** Extracted records **
# # # # #

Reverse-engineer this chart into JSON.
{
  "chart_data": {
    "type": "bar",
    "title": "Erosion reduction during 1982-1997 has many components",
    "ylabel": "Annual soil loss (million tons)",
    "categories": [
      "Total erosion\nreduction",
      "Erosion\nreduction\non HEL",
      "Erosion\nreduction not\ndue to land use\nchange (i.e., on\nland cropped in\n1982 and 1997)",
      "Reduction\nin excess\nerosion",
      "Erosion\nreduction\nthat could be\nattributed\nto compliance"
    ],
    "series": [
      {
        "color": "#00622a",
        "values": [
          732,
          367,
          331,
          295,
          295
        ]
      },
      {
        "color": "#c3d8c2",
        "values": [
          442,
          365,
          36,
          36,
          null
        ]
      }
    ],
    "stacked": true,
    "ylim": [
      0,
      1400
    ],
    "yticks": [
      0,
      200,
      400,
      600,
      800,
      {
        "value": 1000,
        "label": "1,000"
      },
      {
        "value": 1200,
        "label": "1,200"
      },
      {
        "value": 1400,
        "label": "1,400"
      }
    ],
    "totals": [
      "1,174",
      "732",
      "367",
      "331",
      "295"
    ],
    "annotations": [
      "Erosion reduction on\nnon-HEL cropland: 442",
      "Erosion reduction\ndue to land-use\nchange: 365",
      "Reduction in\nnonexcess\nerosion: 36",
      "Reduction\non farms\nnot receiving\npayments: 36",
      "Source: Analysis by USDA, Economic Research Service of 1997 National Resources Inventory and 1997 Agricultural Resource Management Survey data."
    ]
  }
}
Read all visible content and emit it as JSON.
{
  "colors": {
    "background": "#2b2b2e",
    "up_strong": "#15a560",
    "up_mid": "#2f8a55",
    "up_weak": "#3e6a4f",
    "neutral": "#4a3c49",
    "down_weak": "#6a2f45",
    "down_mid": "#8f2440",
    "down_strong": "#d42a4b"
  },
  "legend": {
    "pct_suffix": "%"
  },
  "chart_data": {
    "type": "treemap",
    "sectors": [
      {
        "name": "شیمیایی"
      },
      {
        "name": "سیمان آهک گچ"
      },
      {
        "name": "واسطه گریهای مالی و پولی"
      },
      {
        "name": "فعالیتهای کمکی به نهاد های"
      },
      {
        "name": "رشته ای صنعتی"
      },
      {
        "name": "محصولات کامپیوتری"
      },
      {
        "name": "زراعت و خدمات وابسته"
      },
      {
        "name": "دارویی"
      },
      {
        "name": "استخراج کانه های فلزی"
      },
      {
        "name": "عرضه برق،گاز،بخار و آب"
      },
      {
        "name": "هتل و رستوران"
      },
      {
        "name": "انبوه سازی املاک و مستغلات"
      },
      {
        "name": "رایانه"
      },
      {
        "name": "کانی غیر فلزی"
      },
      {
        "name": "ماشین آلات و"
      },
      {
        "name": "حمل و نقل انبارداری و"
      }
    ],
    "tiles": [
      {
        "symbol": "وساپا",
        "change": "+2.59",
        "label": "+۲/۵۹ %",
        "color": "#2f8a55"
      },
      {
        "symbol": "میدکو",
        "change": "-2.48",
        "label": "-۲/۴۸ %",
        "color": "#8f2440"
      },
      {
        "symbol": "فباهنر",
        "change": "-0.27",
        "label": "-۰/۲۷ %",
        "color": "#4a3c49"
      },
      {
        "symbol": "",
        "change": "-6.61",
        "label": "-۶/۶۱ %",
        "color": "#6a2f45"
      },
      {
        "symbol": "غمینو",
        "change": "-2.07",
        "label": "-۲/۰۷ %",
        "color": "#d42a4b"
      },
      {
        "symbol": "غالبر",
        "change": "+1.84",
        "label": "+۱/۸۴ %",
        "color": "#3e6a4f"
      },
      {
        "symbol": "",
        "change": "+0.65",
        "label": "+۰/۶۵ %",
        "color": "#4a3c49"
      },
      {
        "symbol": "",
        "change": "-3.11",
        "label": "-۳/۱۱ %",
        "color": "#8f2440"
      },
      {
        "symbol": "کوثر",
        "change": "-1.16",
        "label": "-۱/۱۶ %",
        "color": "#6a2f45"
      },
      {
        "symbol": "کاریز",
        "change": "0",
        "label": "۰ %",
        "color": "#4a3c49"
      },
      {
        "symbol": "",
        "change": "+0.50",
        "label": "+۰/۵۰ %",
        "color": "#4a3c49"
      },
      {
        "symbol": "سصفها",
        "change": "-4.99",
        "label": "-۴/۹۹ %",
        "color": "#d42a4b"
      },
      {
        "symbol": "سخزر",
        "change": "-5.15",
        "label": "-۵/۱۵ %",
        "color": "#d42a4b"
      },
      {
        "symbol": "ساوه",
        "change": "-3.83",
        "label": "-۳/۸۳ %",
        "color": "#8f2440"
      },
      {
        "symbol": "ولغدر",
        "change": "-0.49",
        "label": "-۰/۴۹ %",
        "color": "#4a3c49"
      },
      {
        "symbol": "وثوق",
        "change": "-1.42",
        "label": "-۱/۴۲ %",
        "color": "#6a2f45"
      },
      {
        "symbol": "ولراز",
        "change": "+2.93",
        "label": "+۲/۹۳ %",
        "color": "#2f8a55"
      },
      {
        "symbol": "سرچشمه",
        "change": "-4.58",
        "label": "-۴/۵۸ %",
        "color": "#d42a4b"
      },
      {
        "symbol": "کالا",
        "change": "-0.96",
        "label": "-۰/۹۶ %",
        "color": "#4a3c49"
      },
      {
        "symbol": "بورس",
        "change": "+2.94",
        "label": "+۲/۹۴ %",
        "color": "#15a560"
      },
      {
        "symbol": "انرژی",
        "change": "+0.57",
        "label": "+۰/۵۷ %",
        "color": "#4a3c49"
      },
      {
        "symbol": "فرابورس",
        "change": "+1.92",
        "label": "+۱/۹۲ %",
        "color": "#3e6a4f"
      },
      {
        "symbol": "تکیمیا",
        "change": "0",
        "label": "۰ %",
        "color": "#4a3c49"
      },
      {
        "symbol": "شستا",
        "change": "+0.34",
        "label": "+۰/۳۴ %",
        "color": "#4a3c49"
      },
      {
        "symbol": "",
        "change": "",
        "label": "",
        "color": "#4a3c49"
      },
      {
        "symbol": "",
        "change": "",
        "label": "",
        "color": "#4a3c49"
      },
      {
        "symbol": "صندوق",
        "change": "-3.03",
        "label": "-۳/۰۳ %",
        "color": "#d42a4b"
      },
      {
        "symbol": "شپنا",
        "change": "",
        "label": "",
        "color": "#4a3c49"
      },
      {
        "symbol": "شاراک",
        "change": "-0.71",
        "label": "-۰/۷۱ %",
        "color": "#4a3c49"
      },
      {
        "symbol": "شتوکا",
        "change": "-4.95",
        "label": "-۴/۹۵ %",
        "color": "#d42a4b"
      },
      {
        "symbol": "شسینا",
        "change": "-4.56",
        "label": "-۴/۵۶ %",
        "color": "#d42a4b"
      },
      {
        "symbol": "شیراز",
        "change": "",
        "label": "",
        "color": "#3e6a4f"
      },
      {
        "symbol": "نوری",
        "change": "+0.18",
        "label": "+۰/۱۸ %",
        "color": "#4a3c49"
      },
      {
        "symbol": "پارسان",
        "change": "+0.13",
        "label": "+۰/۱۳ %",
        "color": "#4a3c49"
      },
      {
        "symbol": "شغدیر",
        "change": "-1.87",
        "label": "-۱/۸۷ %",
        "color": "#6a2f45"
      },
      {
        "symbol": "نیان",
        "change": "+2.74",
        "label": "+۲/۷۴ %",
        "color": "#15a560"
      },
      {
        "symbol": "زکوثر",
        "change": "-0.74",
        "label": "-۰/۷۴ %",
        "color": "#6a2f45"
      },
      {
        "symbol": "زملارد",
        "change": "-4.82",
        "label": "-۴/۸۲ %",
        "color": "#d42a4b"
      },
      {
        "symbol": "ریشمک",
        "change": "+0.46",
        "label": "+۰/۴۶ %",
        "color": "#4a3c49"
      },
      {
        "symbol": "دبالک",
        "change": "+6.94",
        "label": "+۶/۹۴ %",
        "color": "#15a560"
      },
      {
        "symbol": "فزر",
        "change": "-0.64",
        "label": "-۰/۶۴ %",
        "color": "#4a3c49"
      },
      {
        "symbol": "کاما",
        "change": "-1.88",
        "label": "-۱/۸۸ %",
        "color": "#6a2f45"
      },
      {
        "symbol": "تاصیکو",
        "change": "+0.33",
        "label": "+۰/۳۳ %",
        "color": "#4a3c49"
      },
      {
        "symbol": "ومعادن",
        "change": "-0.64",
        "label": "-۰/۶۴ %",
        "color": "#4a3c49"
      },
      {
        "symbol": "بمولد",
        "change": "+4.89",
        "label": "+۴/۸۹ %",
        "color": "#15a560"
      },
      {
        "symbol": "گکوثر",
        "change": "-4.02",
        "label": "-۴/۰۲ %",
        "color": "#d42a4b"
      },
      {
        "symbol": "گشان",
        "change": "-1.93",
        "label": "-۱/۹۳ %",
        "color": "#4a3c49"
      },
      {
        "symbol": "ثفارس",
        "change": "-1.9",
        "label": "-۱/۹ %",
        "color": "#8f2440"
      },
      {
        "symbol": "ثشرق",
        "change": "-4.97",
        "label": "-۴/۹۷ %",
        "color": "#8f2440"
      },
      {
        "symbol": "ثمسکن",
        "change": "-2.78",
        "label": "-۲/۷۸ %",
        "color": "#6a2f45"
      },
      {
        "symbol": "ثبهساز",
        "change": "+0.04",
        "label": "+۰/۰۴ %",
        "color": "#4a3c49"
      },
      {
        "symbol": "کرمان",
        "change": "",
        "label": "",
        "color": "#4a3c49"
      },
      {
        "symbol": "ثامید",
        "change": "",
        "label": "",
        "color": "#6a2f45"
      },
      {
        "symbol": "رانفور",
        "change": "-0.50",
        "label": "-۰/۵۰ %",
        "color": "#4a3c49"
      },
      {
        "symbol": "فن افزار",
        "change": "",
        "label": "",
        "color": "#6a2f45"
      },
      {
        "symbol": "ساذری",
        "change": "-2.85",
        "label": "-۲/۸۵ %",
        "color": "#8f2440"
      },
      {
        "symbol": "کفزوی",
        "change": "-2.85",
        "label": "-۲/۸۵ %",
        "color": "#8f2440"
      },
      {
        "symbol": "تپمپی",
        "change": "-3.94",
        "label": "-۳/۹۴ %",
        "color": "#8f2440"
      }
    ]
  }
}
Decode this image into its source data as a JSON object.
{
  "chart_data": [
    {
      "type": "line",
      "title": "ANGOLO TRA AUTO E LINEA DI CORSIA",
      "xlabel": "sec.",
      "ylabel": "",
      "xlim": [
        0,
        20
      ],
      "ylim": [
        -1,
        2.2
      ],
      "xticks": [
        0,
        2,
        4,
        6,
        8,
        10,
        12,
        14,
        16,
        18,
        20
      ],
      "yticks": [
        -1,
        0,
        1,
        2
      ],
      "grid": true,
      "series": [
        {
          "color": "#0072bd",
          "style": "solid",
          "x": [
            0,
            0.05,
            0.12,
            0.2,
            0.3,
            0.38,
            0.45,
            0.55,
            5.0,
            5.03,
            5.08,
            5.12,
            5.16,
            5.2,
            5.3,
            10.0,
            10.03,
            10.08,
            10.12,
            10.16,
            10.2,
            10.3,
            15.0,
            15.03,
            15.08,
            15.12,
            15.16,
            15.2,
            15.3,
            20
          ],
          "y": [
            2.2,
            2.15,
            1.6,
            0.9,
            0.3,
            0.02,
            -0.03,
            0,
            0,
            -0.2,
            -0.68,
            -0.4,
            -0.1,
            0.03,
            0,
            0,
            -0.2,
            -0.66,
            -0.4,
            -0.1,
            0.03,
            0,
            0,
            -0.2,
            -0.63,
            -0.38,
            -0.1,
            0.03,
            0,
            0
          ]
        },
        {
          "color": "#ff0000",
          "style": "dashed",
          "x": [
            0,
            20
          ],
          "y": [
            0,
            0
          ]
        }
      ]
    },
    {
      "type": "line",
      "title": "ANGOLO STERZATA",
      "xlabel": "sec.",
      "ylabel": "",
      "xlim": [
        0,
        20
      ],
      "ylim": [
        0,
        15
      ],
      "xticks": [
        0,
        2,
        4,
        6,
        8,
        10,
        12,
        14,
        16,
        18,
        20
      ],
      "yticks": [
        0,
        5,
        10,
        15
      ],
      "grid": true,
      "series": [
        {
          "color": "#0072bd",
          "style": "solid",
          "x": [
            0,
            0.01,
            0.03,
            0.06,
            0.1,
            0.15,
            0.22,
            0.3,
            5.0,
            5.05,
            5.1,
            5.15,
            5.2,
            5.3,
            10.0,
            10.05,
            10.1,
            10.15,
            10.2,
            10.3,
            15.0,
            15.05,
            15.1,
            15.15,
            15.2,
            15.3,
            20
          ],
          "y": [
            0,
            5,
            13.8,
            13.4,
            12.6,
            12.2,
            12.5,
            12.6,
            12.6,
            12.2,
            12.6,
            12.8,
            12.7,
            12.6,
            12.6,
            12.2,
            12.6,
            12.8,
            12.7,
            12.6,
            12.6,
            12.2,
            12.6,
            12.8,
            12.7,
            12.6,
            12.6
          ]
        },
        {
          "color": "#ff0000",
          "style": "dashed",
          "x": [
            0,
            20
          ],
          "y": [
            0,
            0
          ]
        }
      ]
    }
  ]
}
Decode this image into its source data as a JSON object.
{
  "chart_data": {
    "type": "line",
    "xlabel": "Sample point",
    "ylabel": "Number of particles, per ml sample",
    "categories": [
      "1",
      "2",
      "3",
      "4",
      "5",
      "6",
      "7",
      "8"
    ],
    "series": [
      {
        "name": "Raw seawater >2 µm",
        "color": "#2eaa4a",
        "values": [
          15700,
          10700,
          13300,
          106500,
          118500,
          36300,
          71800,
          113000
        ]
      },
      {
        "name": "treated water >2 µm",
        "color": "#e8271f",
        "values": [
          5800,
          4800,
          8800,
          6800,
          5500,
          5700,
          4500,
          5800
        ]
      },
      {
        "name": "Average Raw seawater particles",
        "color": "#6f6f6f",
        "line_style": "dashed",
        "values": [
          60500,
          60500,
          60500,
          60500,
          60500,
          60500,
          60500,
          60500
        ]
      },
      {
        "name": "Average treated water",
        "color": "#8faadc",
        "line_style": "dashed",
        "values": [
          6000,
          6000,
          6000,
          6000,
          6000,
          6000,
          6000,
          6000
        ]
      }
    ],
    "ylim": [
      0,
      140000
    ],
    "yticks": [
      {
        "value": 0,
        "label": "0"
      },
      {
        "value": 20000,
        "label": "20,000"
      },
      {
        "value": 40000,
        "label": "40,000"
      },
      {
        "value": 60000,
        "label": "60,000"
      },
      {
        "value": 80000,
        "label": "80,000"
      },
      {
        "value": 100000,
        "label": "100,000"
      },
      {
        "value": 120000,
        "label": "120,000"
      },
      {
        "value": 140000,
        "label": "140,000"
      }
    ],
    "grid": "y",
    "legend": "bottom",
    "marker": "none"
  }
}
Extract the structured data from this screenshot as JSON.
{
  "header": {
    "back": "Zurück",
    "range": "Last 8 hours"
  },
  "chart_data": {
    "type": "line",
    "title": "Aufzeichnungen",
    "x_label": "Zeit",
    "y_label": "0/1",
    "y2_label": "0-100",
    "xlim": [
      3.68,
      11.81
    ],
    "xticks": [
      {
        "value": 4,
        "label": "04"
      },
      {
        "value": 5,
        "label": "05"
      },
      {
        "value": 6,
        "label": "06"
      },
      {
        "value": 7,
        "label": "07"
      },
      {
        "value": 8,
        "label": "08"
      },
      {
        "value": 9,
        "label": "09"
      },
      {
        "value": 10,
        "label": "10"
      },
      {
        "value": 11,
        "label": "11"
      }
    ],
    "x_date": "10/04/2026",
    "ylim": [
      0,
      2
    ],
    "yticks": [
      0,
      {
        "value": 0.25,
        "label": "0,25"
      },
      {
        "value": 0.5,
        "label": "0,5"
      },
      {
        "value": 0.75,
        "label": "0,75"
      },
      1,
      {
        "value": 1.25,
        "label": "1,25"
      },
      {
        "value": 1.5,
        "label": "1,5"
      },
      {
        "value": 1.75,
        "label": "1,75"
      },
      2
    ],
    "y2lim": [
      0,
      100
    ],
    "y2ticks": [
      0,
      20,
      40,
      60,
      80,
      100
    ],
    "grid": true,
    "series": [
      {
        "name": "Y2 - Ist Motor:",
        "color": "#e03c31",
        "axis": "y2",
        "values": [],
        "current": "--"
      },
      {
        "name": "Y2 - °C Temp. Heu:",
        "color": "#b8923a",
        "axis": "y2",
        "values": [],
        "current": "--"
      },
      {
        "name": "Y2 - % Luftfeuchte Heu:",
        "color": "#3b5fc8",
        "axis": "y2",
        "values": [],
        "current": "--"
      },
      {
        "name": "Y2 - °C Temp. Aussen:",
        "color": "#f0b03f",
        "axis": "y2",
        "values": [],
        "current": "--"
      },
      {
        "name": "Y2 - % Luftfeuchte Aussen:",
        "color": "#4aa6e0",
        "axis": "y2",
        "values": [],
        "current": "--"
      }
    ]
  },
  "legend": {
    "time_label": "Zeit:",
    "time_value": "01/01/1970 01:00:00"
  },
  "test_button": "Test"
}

# # # # #

** Work instructions **
Show every line that contains the word "true".

** Task response **
    "stacked": true,
      "grid": true,
      "grid": true,
    "grid": true,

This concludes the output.